* _INSTRUCTIONS TO FOLLOW_: Transcribe each line of the material as it is, and drop any picture.

* _DATA FOR THIS TASK_:
###
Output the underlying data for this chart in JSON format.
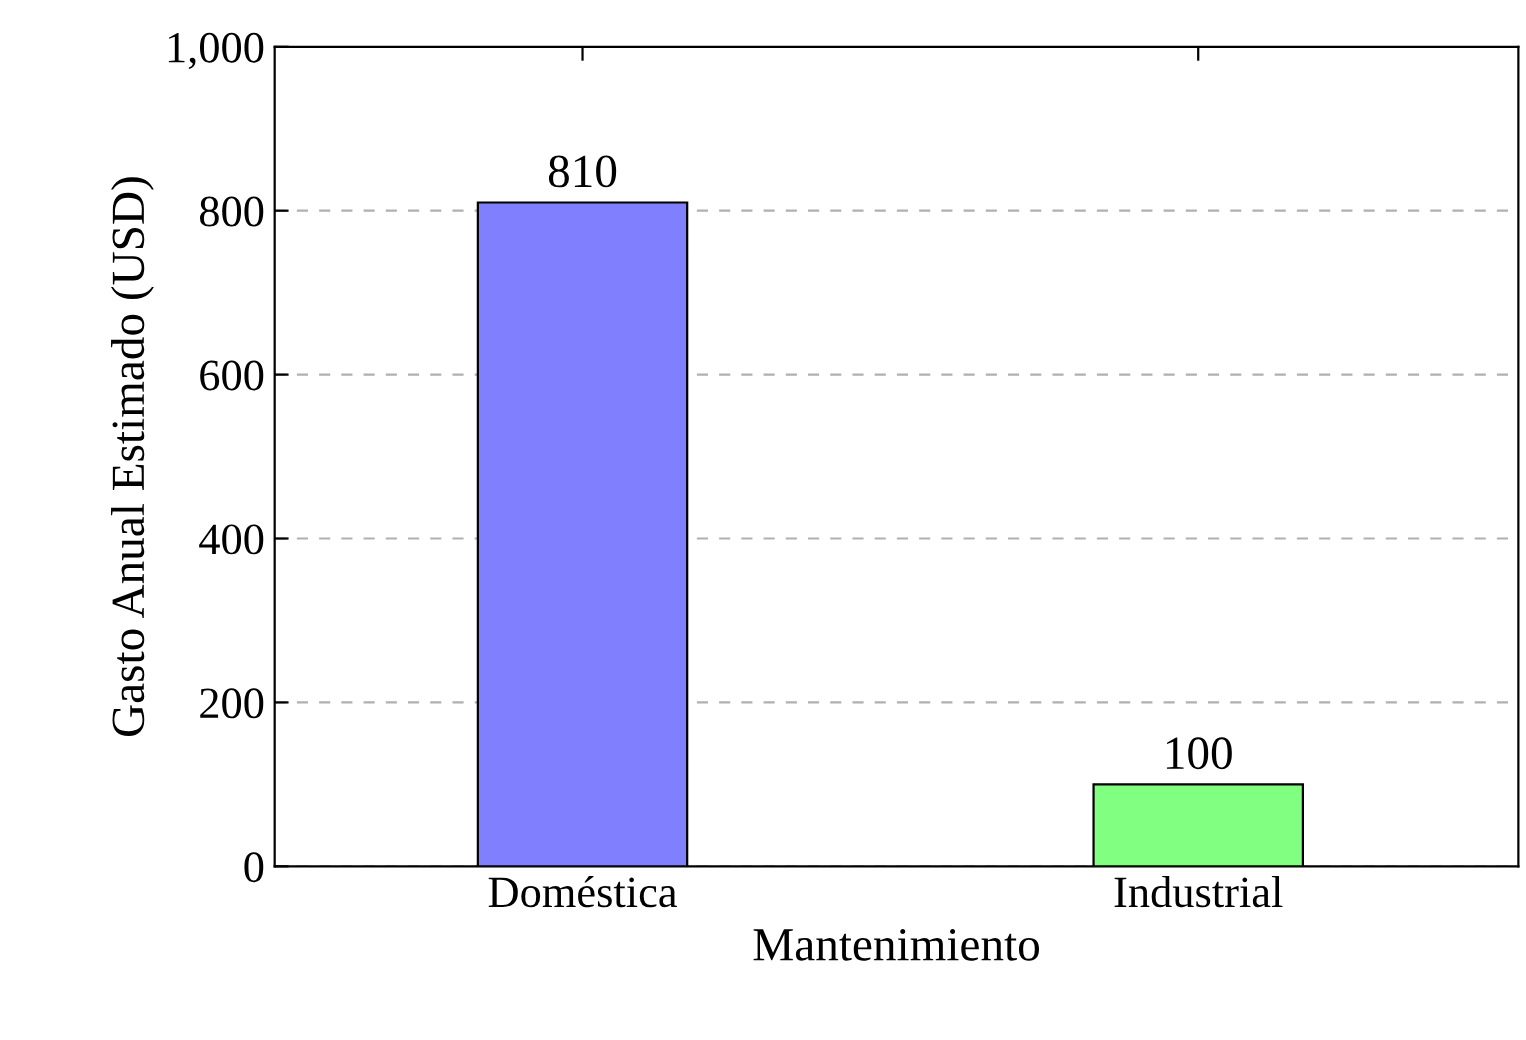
{
  "chart_data": {
    "type": "bar",
    "xlabel": "Mantenimiento",
    "ylabel": "Gasto Anual Estimado (USD)",
    "categories": [
      "Doméstica",
      "Industrial"
    ],
    "values": [
      810,
      100
    ],
    "colors": [
      "#8080ff",
      "#80ff80"
    ],
    "ylim": [
      0,
      1000
    ],
    "yticks": [
      0,
      200,
      400,
      600,
      800,
      {
        "value": 1000,
        "label": "1,000"
      }
    ],
    "grid": "y",
    "data_labels": true
  }
}
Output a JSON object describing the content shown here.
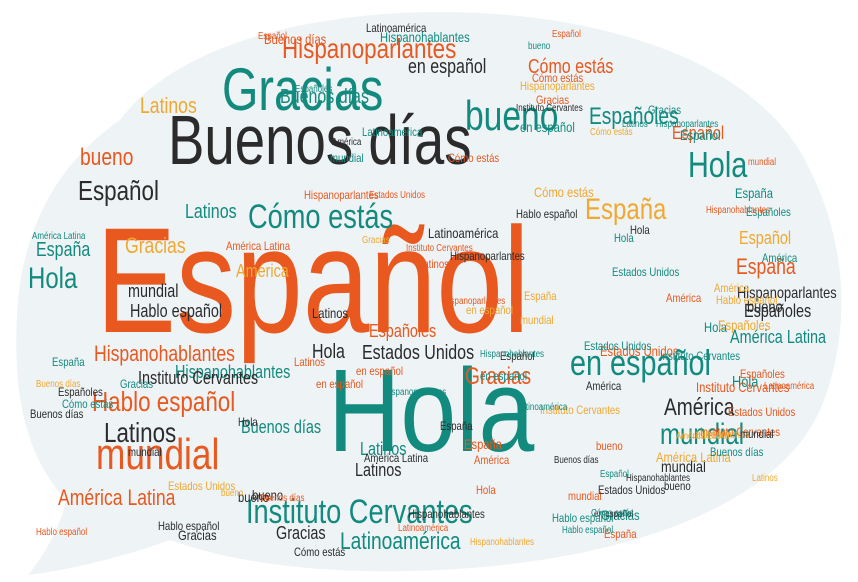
###
* _WRITTEN ANSWER_:
Output the underlying data for this chart in JSON format.
{
  "chart_data": {
    "type": "bar",
    "xlabel": "Mantenimiento",
    "ylabel": "Gasto Anual Estimado (USD)",
    "categories": [
      "Doméstica",
      "Industrial"
    ],
    "values": [
      810,
      100
    ],
    "colors": [
      "#8080ff",
      "#80ff80"
    ],
    "ylim": [
      0,
      1000
    ],
    "yticks": [
      0,
      200,
      400,
      600,
      800,
      {
        "value": 1000,
        "label": "1,000"
      }
    ],
    "grid": "y",
    "data_labels": true
  }
}
Output a JSON object describing the content shown here.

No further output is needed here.